# TASK PROMPT
Could you write out the records below exactly as they appear, leaving out any pictures?

★ ★ ★

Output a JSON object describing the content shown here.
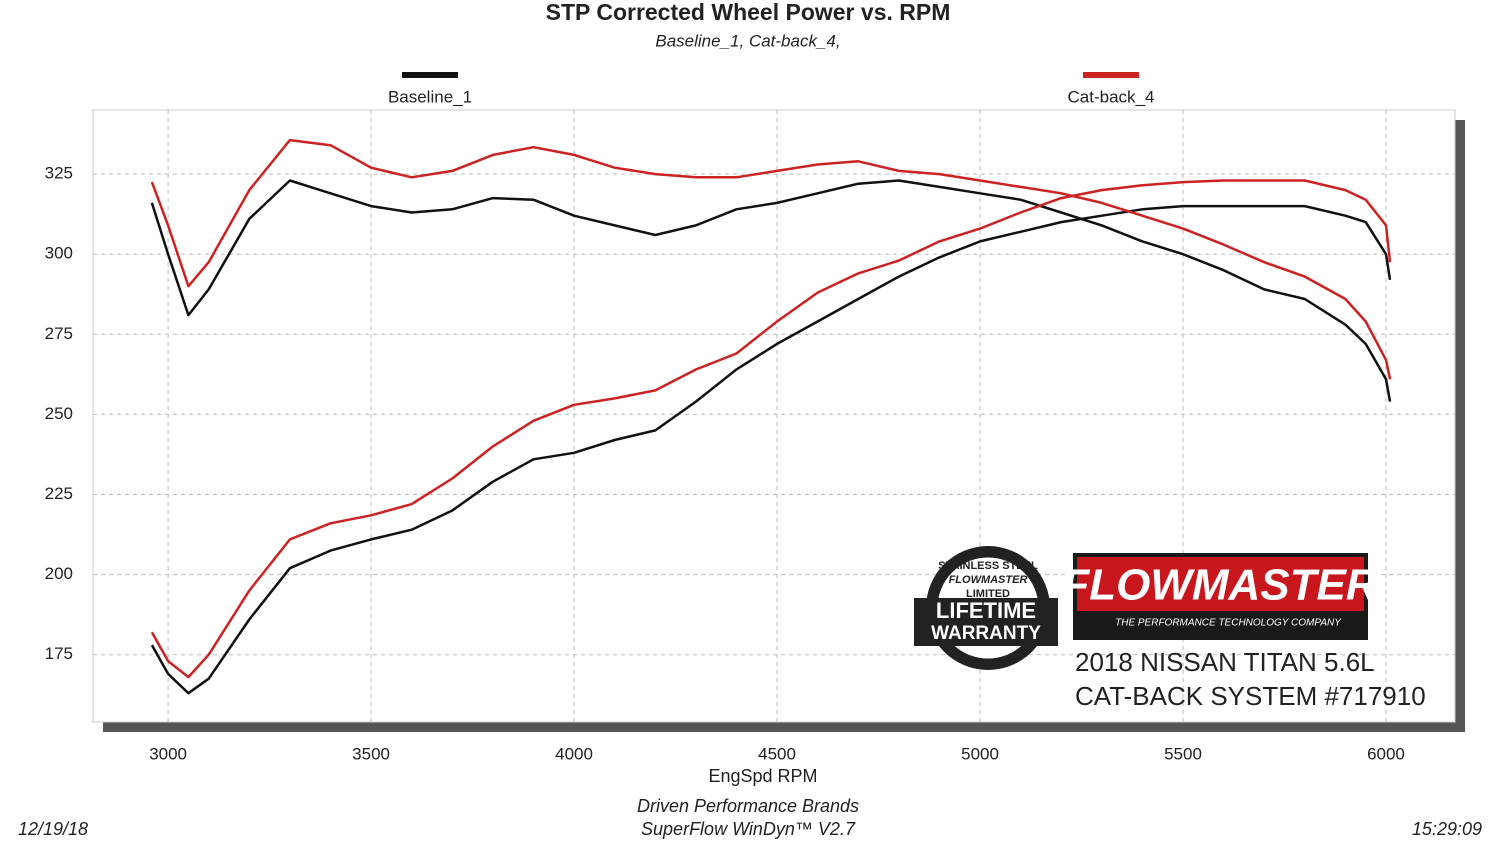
{
  "chart_data": {
    "type": "line",
    "title": "STP Corrected Wheel Power vs. RPM",
    "subtitle": "Baseline_1, Cat-back_4,",
    "x_label": "EngSpd  RPM",
    "footer": [
      "Driven Performance Brands",
      "SuperFlow WinDyn™  V2.7"
    ],
    "date": "12/19/18",
    "time": "15:29:09",
    "x": [
      2960,
      3000,
      3050,
      3100,
      3200,
      3300,
      3400,
      3500,
      3600,
      3700,
      3800,
      3900,
      4000,
      4100,
      4200,
      4300,
      4400,
      4500,
      4600,
      4700,
      4800,
      4900,
      5000,
      5100,
      5200,
      5300,
      5400,
      5500,
      5600,
      5700,
      5800,
      5900,
      5950,
      6000,
      6010
    ],
    "series": [
      {
        "name": "Baseline_1",
        "color": "#111111",
        "values": [
          316,
          300,
          281,
          289,
          311,
          323,
          319,
          315,
          313,
          314,
          317.5,
          317,
          312,
          309,
          306,
          309,
          314,
          316,
          319,
          322,
          323,
          321,
          319,
          317,
          313,
          309,
          304,
          300,
          295,
          289,
          286,
          278,
          272,
          261,
          254
        ],
        "values2": [
          178,
          169,
          163,
          167.5,
          186,
          202,
          207.5,
          211,
          214,
          220,
          229,
          236,
          238,
          242,
          245,
          254,
          264,
          272,
          279,
          286,
          293,
          299,
          304,
          307,
          310,
          312,
          314,
          315,
          315,
          315,
          315,
          312,
          310,
          300,
          292
        ]
      },
      {
        "name": "Cat-back_4",
        "color": "#cc2222",
        "values": [
          322.5,
          309,
          290,
          297.5,
          320,
          335.6,
          334,
          327,
          324,
          326,
          331,
          333.4,
          331,
          327,
          325,
          324,
          324,
          326,
          328,
          329,
          326,
          325,
          323,
          321,
          319,
          316,
          312,
          308,
          303,
          297.5,
          293,
          286,
          279,
          267,
          261
        ],
        "values2": [
          182,
          173,
          168,
          175,
          195,
          211,
          216,
          218.5,
          222,
          230,
          240,
          248,
          253,
          255,
          257.5,
          264,
          269,
          279,
          288,
          294,
          298,
          304,
          308,
          313,
          317.5,
          320,
          321.5,
          322.5,
          323,
          323,
          323,
          320,
          317,
          309,
          297.5
        ]
      }
    ],
    "xlim": [
      2815,
      6170
    ],
    "ylim": [
      154,
      345
    ],
    "xticks": [
      3000,
      3500,
      4000,
      4500,
      5000,
      5500,
      6000
    ],
    "yticks": [
      175,
      200,
      225,
      250,
      275,
      300,
      325
    ],
    "grid": true,
    "badge": [
      "STAINLESS STEEL",
      "FLOWMASTER",
      "LIMITED",
      "LIFETIME",
      "WARRANTY"
    ],
    "logo": [
      "FLOWMASTER",
      "THE PERFORMANCE TECHNOLOGY COMPANY"
    ],
    "caption": [
      "2018 NISSAN TITAN 5.6L",
      "CAT-BACK SYSTEM #717910"
    ]
  }
}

★ ★ ★

# THE RESPONSE
Output a JSON object describing the content shown here.
{
  "chart_data": {
    "type": "line",
    "title": "STP Corrected Wheel Power vs. RPM",
    "subtitle": "Baseline_1, Cat-back_4,",
    "x_label": "EngSpd  RPM",
    "footer": [
      "Driven Performance Brands",
      "SuperFlow WinDyn™  V2.7"
    ],
    "date": "12/19/18",
    "time": "15:29:09",
    "x": [
      2960,
      3000,
      3050,
      3100,
      3200,
      3300,
      3400,
      3500,
      3600,
      3700,
      3800,
      3900,
      4000,
      4100,
      4200,
      4300,
      4400,
      4500,
      4600,
      4700,
      4800,
      4900,
      5000,
      5100,
      5200,
      5300,
      5400,
      5500,
      5600,
      5700,
      5800,
      5900,
      5950,
      6000,
      6010
    ],
    "series": [
      {
        "name": "Baseline_1",
        "color": "#111111",
        "values": [
          316,
          300,
          281,
          289,
          311,
          323,
          319,
          315,
          313,
          314,
          317.5,
          317,
          312,
          309,
          306,
          309,
          314,
          316,
          319,
          322,
          323,
          321,
          319,
          317,
          313,
          309,
          304,
          300,
          295,
          289,
          286,
          278,
          272,
          261,
          254
        ],
        "values2": [
          178,
          169,
          163,
          167.5,
          186,
          202,
          207.5,
          211,
          214,
          220,
          229,
          236,
          238,
          242,
          245,
          254,
          264,
          272,
          279,
          286,
          293,
          299,
          304,
          307,
          310,
          312,
          314,
          315,
          315,
          315,
          315,
          312,
          310,
          300,
          292
        ]
      },
      {
        "name": "Cat-back_4",
        "color": "#cc2222",
        "values": [
          322.5,
          309,
          290,
          297.5,
          320,
          335.6,
          334,
          327,
          324,
          326,
          331,
          333.4,
          331,
          327,
          325,
          324,
          324,
          326,
          328,
          329,
          326,
          325,
          323,
          321,
          319,
          316,
          312,
          308,
          303,
          297.5,
          293,
          286,
          279,
          267,
          261
        ],
        "values2": [
          182,
          173,
          168,
          175,
          195,
          211,
          216,
          218.5,
          222,
          230,
          240,
          248,
          253,
          255,
          257.5,
          264,
          269,
          279,
          288,
          294,
          298,
          304,
          308,
          313,
          317.5,
          320,
          321.5,
          322.5,
          323,
          323,
          323,
          320,
          317,
          309,
          297.5
        ]
      }
    ],
    "xlim": [
      2815,
      6170
    ],
    "ylim": [
      154,
      345
    ],
    "xticks": [
      3000,
      3500,
      4000,
      4500,
      5000,
      5500,
      6000
    ],
    "yticks": [
      175,
      200,
      225,
      250,
      275,
      300,
      325
    ],
    "grid": true,
    "badge": [
      "STAINLESS STEEL",
      "FLOWMASTER",
      "LIMITED",
      "LIFETIME",
      "WARRANTY"
    ],
    "logo": [
      "FLOWMASTER",
      "THE PERFORMANCE TECHNOLOGY COMPANY"
    ],
    "caption": [
      "2018 NISSAN TITAN 5.6L",
      "CAT-BACK SYSTEM #717910"
    ]
  }
}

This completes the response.